Source records
========

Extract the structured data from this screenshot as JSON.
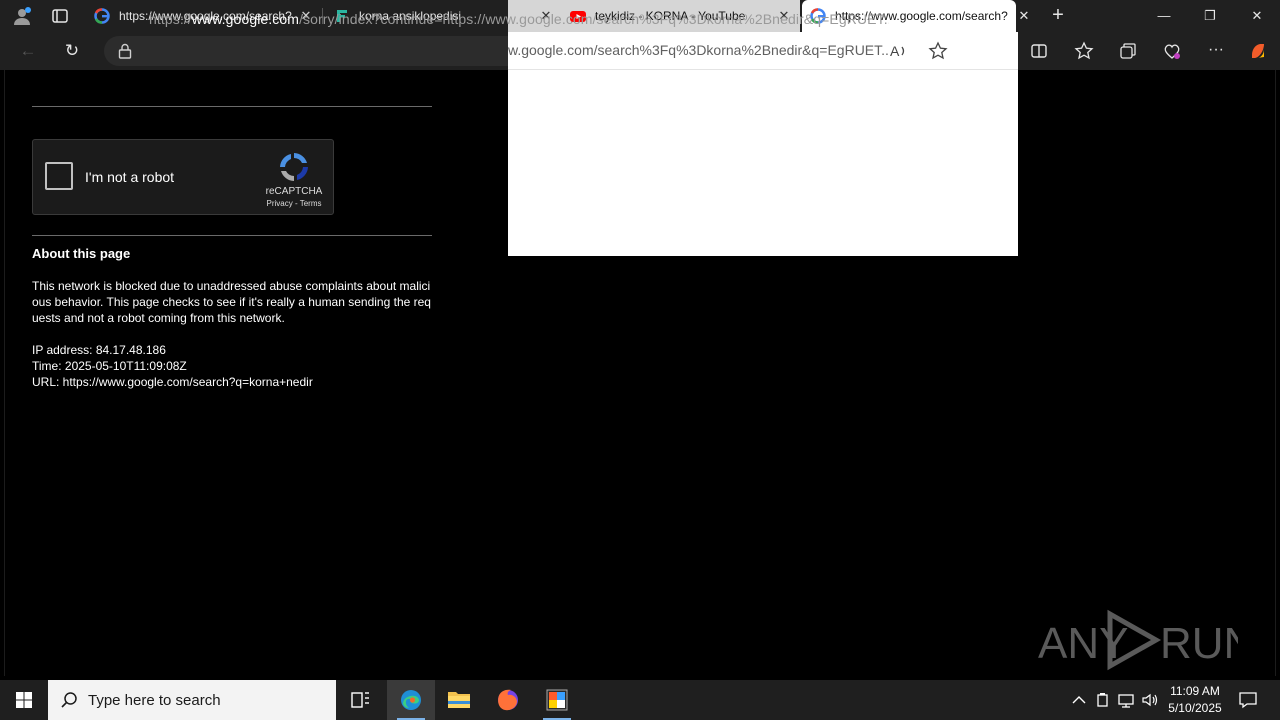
{
  "tabs": [
    {
      "title": "https://www.google.com/search?q=",
      "favicon": "google-icon",
      "state": "inactive"
    },
    {
      "title": "korna ansiklopedisi",
      "favicon": "site-icon",
      "state": "inactive"
    },
    {
      "title": "teykidiz - KORNA - YouTube",
      "favicon": "youtube-icon",
      "state": "inactive"
    },
    {
      "title": "https://www.google.com/search?q=",
      "favicon": "google-icon",
      "state": "active"
    }
  ],
  "address_bar": {
    "url_prefix": "https://",
    "url_domain": "www.google.com",
    "url_path": "/sorry/index?continue=https://www.google.com/search%3Fq%3Dkorna%2Bnedir&q=EgRUET..."
  },
  "popup": {
    "url_visible": "w.google.com/search%3Fq%3Dkorna%2Bnedir&q=EgRUET..."
  },
  "captcha": {
    "label": "I'm not a robot",
    "brand": "reCAPTCHA",
    "links": "Privacy - Terms"
  },
  "about": {
    "title": "About this page",
    "body": "This network is blocked due to unaddressed abuse complaints about malicious behavior. This page checks to see if it's really a human sending the requests and not a robot coming from this network.",
    "ip_line": "IP address: 84.17.48.186",
    "time_line": "Time: 2025-05-10T11:09:08Z",
    "url_line": "URL: https://www.google.com/search?q=korna+nedir"
  },
  "taskbar": {
    "search_placeholder": "Type here to search",
    "time": "11:09 AM",
    "date": "5/10/2025"
  },
  "colors": {
    "youtube_red": "#ff0000",
    "edge_accent": "#7bb2e8"
  }
}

========

DIRECTIONS — Extract each line from the listing that holds the word "title".

THE RESPONSE —
      "title": "https://www.google.com/search?q=",
      "title": "korna ansiklopedisi",
      "title": "teykidiz - KORNA - YouTube",
      "title": "https://www.google.com/search?q=",
    "title": "About this page",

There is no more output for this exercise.